> _EXERCISE_
Quote each line of the material verbatim, without the pictures.
^^^^
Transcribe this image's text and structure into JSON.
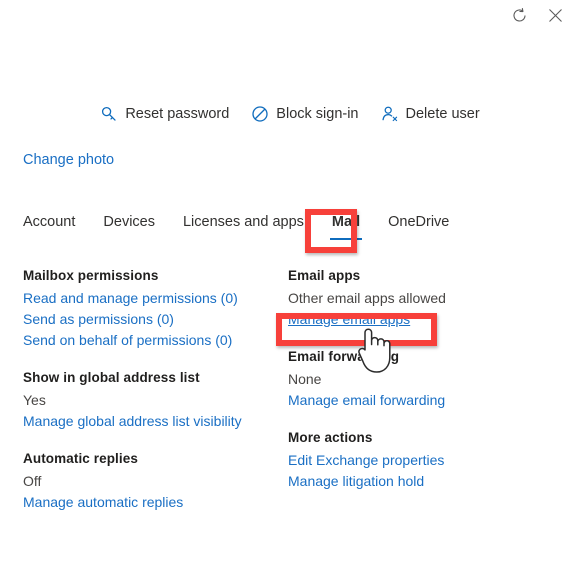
{
  "window": {
    "controls": [
      {
        "name": "refresh-button",
        "icon": "refresh-icon",
        "label": "Refresh"
      },
      {
        "name": "close-button",
        "icon": "close-icon",
        "label": "Close"
      }
    ]
  },
  "command_bar": {
    "items": [
      {
        "icon": "key-icon",
        "label": "Reset password"
      },
      {
        "icon": "block-sign-in-icon",
        "label": "Block sign-in"
      },
      {
        "icon": "delete-user-icon",
        "label": "Delete user"
      }
    ]
  },
  "profile": {
    "change_photo_label": "Change photo"
  },
  "tabs": {
    "items": [
      {
        "label": "Account",
        "selected": false
      },
      {
        "label": "Devices",
        "selected": false
      },
      {
        "label": "Licenses and apps",
        "selected": false
      },
      {
        "label": "Mail",
        "selected": true
      },
      {
        "label": "OneDrive",
        "selected": false
      }
    ],
    "selected": "Mail"
  },
  "mail": {
    "left_column": [
      {
        "title": "Mailbox permissions",
        "value": null,
        "links": [
          "Read and manage permissions (0)",
          "Send as permissions (0)",
          "Send on behalf of permissions (0)"
        ]
      },
      {
        "title": "Show in global address list",
        "value": "Yes",
        "links": [
          "Manage global address list visibility"
        ]
      },
      {
        "title": "Automatic replies",
        "value": "Off",
        "links": [
          "Manage automatic replies"
        ]
      }
    ],
    "right_column": [
      {
        "title": "Email apps",
        "value": "Other email apps allowed",
        "links": [
          "Manage email apps"
        ],
        "hovered_link": "Manage email apps"
      },
      {
        "title": "Email forwarding",
        "value": "None",
        "links": [
          "Manage email forwarding"
        ]
      },
      {
        "title": "More actions",
        "value": null,
        "links": [
          "Edit Exchange properties",
          "Manage litigation hold"
        ]
      }
    ]
  },
  "annotations": {
    "color": "#f7403a",
    "boxes": [
      {
        "name": "mail-tab-highlight",
        "target": "Mail"
      },
      {
        "name": "manage-email-apps-highlight",
        "target": "Manage email apps"
      }
    ]
  },
  "colors": {
    "link": "#1a6fc4",
    "accent": "#0f6cbd",
    "text": "#323130",
    "muted": "#484644",
    "annotation_red": "#f7403a"
  }
}
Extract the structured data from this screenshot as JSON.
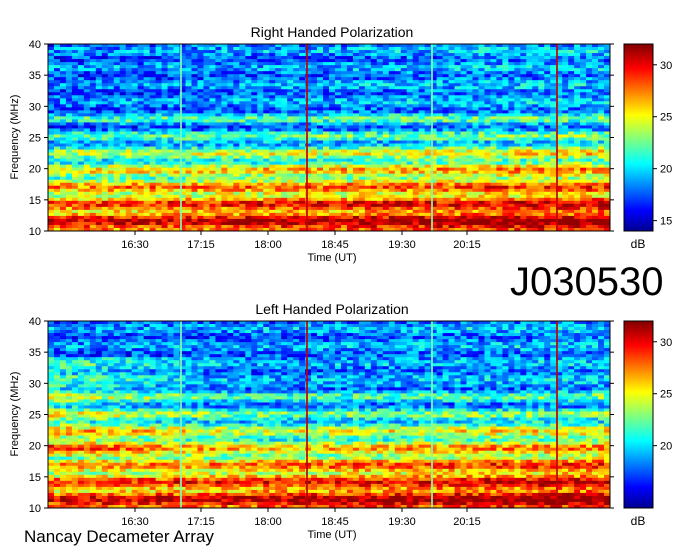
{
  "observation_id": "J030530",
  "footer": "Nancay Decameter Array",
  "chart_data": [
    {
      "type": "heatmap",
      "title": "Right Handed Polarization",
      "xlabel": "Time (UT)",
      "ylabel": "Frequency (MHz)",
      "x_ticks": [
        "16:30",
        "17:15",
        "18:00",
        "18:45",
        "19:30",
        "20:15"
      ],
      "y_ticks": [
        10,
        15,
        20,
        25,
        30,
        35,
        40
      ],
      "ylim": [
        10,
        40
      ],
      "colorbar": {
        "label": "dB",
        "ticks": [
          15,
          20,
          25,
          30
        ],
        "range": [
          14,
          32
        ]
      }
    },
    {
      "type": "heatmap",
      "title": "Left Handed Polarization",
      "xlabel": "Time (UT)",
      "ylabel": "Frequency (MHz)",
      "x_ticks": [
        "16:30",
        "17:15",
        "18:00",
        "18:45",
        "19:30",
        "20:15"
      ],
      "y_ticks": [
        10,
        15,
        20,
        25,
        30,
        35,
        40
      ],
      "ylim": [
        10,
        40
      ],
      "colorbar": {
        "label": "dB",
        "ticks": [
          20,
          25,
          30
        ],
        "range": [
          14,
          32
        ]
      }
    }
  ]
}
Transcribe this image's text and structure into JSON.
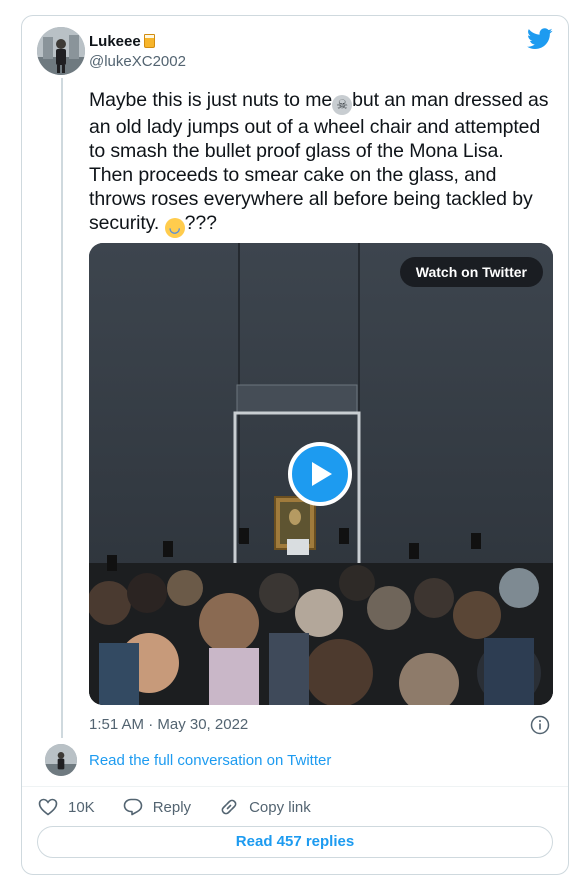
{
  "tweet": {
    "author_name": "Lukeee",
    "author_handle": "@lukeXC2002",
    "text_parts": [
      "Maybe this is just nuts to me",
      "but an man dressed as an old lady jumps out of a wheel chair and attempted to smash the bullet proof glass of the Mona Lisa. Then proceeds to smear cake on the glass, and throws roses everywhere all before being tackled by security.",
      "???"
    ],
    "emojis": [
      "skull",
      "face-with-tears-of-joy"
    ],
    "timestamp": "1:51 AM · May 30, 2022"
  },
  "media": {
    "watch_label": "Watch on Twitter",
    "play_icon": "play-icon"
  },
  "conversation": {
    "link_label": "Read the full conversation on Twitter"
  },
  "actions": {
    "likes": "10K",
    "reply_label": "Reply",
    "copy_label": "Copy link",
    "read_replies_label": "Read 457 replies"
  },
  "colors": {
    "accent": "#1d9bf0",
    "text": "#0f1419",
    "muted": "#536471",
    "border": "#cfd9de"
  }
}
^^^^
> _WRITTEN SOLUTION_
Transcribe this image's text and structure into JSON.
{
  "window": {
    "controls": [
      {
        "name": "refresh-button",
        "icon": "refresh-icon",
        "label": "Refresh"
      },
      {
        "name": "close-button",
        "icon": "close-icon",
        "label": "Close"
      }
    ]
  },
  "command_bar": {
    "items": [
      {
        "icon": "key-icon",
        "label": "Reset password"
      },
      {
        "icon": "block-sign-in-icon",
        "label": "Block sign-in"
      },
      {
        "icon": "delete-user-icon",
        "label": "Delete user"
      }
    ]
  },
  "profile": {
    "change_photo_label": "Change photo"
  },
  "tabs": {
    "items": [
      {
        "label": "Account",
        "selected": false
      },
      {
        "label": "Devices",
        "selected": false
      },
      {
        "label": "Licenses and apps",
        "selected": false
      },
      {
        "label": "Mail",
        "selected": true
      },
      {
        "label": "OneDrive",
        "selected": false
      }
    ],
    "selected": "Mail"
  },
  "mail": {
    "left_column": [
      {
        "title": "Mailbox permissions",
        "value": null,
        "links": [
          "Read and manage permissions (0)",
          "Send as permissions (0)",
          "Send on behalf of permissions (0)"
        ]
      },
      {
        "title": "Show in global address list",
        "value": "Yes",
        "links": [
          "Manage global address list visibility"
        ]
      },
      {
        "title": "Automatic replies",
        "value": "Off",
        "links": [
          "Manage automatic replies"
        ]
      }
    ],
    "right_column": [
      {
        "title": "Email apps",
        "value": "Other email apps allowed",
        "links": [
          "Manage email apps"
        ],
        "hovered_link": "Manage email apps"
      },
      {
        "title": "Email forwarding",
        "value": "None",
        "links": [
          "Manage email forwarding"
        ]
      },
      {
        "title": "More actions",
        "value": null,
        "links": [
          "Edit Exchange properties",
          "Manage litigation hold"
        ]
      }
    ]
  },
  "annotations": {
    "color": "#f7403a",
    "boxes": [
      {
        "name": "mail-tab-highlight",
        "target": "Mail"
      },
      {
        "name": "manage-email-apps-highlight",
        "target": "Manage email apps"
      }
    ]
  },
  "colors": {
    "link": "#1a6fc4",
    "accent": "#0f6cbd",
    "text": "#323130",
    "muted": "#484644",
    "annotation_red": "#f7403a"
  }
}
Extract the structured data from this screenshot as JSON.
{
  "observation_id": "J030530",
  "footer": "Nancay Decameter Array",
  "chart_data": [
    {
      "type": "heatmap",
      "title": "Right Handed Polarization",
      "xlabel": "Time (UT)",
      "ylabel": "Frequency (MHz)",
      "x_ticks": [
        "16:30",
        "17:15",
        "18:00",
        "18:45",
        "19:30",
        "20:15"
      ],
      "y_ticks": [
        10,
        15,
        20,
        25,
        30,
        35,
        40
      ],
      "ylim": [
        10,
        40
      ],
      "colorbar": {
        "label": "dB",
        "ticks": [
          15,
          20,
          25,
          30
        ],
        "range": [
          14,
          32
        ]
      }
    },
    {
      "type": "heatmap",
      "title": "Left Handed Polarization",
      "xlabel": "Time (UT)",
      "ylabel": "Frequency (MHz)",
      "x_ticks": [
        "16:30",
        "17:15",
        "18:00",
        "18:45",
        "19:30",
        "20:15"
      ],
      "y_ticks": [
        10,
        15,
        20,
        25,
        30,
        35,
        40
      ],
      "ylim": [
        10,
        40
      ],
      "colorbar": {
        "label": "dB",
        "ticks": [
          20,
          25,
          30
        ],
        "range": [
          14,
          32
        ]
      }
    }
  ]
}
Transcribe this image's text and structure into JSON.
{
  "tweet": {
    "author_name": "Lukeee",
    "author_handle": "@lukeXC2002",
    "text_parts": [
      "Maybe this is just nuts to me",
      "but an man dressed as an old lady jumps out of a wheel chair and attempted to smash the bullet proof glass of the Mona Lisa. Then proceeds to smear cake on the glass, and throws roses everywhere all before being tackled by security.",
      "???"
    ],
    "emojis": [
      "skull",
      "face-with-tears-of-joy"
    ],
    "timestamp": "1:51 AM · May 30, 2022"
  },
  "media": {
    "watch_label": "Watch on Twitter",
    "play_icon": "play-icon"
  },
  "conversation": {
    "link_label": "Read the full conversation on Twitter"
  },
  "actions": {
    "likes": "10K",
    "reply_label": "Reply",
    "copy_label": "Copy link",
    "read_replies_label": "Read 457 replies"
  },
  "colors": {
    "accent": "#1d9bf0",
    "text": "#0f1419",
    "muted": "#536471",
    "border": "#cfd9de"
  }
}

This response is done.